%%

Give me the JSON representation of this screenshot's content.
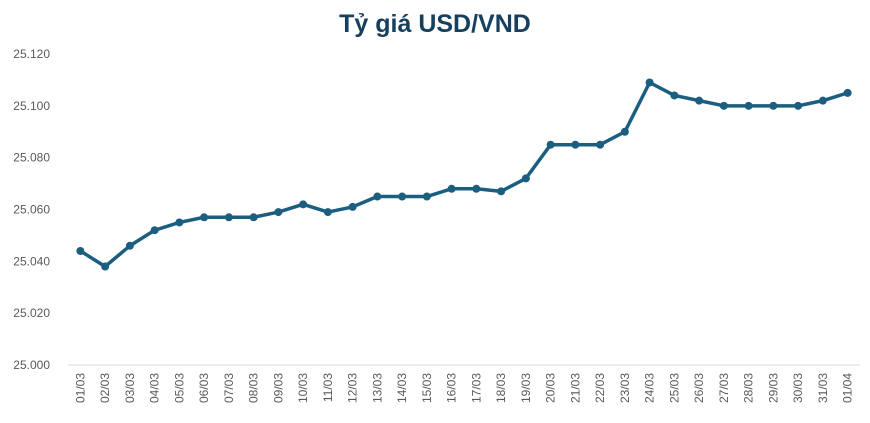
{
  "chart_data": {
    "type": "line",
    "title": "Tỷ giá USD/VND",
    "xlabel": "",
    "ylabel": "",
    "ylim": [
      25000,
      25120
    ],
    "yticks": [
      25000,
      25020,
      25040,
      25060,
      25080,
      25100,
      25120
    ],
    "ytick_labels": [
      "25.000",
      "25.020",
      "25.040",
      "25.060",
      "25.080",
      "25.100",
      "25.120"
    ],
    "grid": false,
    "legend": "none",
    "color": "#1b5e80",
    "categories": [
      "01/03",
      "02/03",
      "03/03",
      "04/03",
      "05/03",
      "06/03",
      "07/03",
      "08/03",
      "09/03",
      "10/03",
      "11/03",
      "12/03",
      "13/03",
      "14/03",
      "15/03",
      "16/03",
      "17/03",
      "18/03",
      "19/03",
      "20/03",
      "21/03",
      "22/03",
      "23/03",
      "24/03",
      "25/03",
      "26/03",
      "27/03",
      "28/03",
      "29/03",
      "30/03",
      "31/03",
      "01/04"
    ],
    "series": [
      {
        "name": "USD/VND",
        "values": [
          25044,
          25038,
          25046,
          25052,
          25055,
          25057,
          25057,
          25057,
          25059,
          25062,
          25059,
          25061,
          25065,
          25065,
          25065,
          25068,
          25068,
          25067,
          25072,
          25085,
          25085,
          25085,
          25090,
          25109,
          25104,
          25102,
          25100,
          25100,
          25100,
          25100,
          25102,
          25105
        ]
      }
    ]
  }
}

%%

### Written exercise
Write out the material above once more, exactly as it reads, with no pictures.

### Result of this exercise
Give me the JSON representation of this screenshot's content.
{
  "chart_data": {
    "type": "line",
    "title": "Tỷ giá USD/VND",
    "xlabel": "",
    "ylabel": "",
    "ylim": [
      25000,
      25120
    ],
    "yticks": [
      25000,
      25020,
      25040,
      25060,
      25080,
      25100,
      25120
    ],
    "ytick_labels": [
      "25.000",
      "25.020",
      "25.040",
      "25.060",
      "25.080",
      "25.100",
      "25.120"
    ],
    "grid": false,
    "legend": "none",
    "color": "#1b5e80",
    "categories": [
      "01/03",
      "02/03",
      "03/03",
      "04/03",
      "05/03",
      "06/03",
      "07/03",
      "08/03",
      "09/03",
      "10/03",
      "11/03",
      "12/03",
      "13/03",
      "14/03",
      "15/03",
      "16/03",
      "17/03",
      "18/03",
      "19/03",
      "20/03",
      "21/03",
      "22/03",
      "23/03",
      "24/03",
      "25/03",
      "26/03",
      "27/03",
      "28/03",
      "29/03",
      "30/03",
      "31/03",
      "01/04"
    ],
    "series": [
      {
        "name": "USD/VND",
        "values": [
          25044,
          25038,
          25046,
          25052,
          25055,
          25057,
          25057,
          25057,
          25059,
          25062,
          25059,
          25061,
          25065,
          25065,
          25065,
          25068,
          25068,
          25067,
          25072,
          25085,
          25085,
          25085,
          25090,
          25109,
          25104,
          25102,
          25100,
          25100,
          25100,
          25100,
          25102,
          25105
        ]
      }
    ]
  }
}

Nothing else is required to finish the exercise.